Given exercise:
Copy every line of the records below that holds the word "бюджетам".
------ The records ------
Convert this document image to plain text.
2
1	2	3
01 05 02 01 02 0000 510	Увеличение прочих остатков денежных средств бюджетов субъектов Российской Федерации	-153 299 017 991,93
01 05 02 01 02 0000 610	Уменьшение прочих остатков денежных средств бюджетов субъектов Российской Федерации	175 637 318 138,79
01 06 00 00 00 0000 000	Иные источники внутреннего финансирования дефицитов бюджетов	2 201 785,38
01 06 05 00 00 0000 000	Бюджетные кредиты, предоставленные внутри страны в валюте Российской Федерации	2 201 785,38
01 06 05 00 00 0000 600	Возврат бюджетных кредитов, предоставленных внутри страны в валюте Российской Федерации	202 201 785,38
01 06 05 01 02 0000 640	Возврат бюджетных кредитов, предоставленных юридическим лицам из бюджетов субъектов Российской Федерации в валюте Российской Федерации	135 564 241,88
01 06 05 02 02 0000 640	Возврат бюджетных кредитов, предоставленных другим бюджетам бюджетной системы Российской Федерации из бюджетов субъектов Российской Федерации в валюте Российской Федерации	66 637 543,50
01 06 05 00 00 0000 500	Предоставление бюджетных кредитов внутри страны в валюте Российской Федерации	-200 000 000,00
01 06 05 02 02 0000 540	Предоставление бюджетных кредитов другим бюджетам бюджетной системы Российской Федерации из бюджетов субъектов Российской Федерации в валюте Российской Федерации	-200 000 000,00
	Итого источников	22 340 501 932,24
------
Written answer:
01 06 05 02 02 0000 640	Возврат бюджетных кредитов, предоставленных другим бюджетам бюджетной системы Российской Федерации из бюджетов субъектов Российской Федерации в валюте Российской Федерации	66 637 543,50
01 06 05 02 02 0000 540	Предоставление бюджетных кредитов другим бюджетам бюджетной системы Российской Федерации из бюджетов субъектов Российской Федерации в валюте Российской Федерации	-200 000 000,00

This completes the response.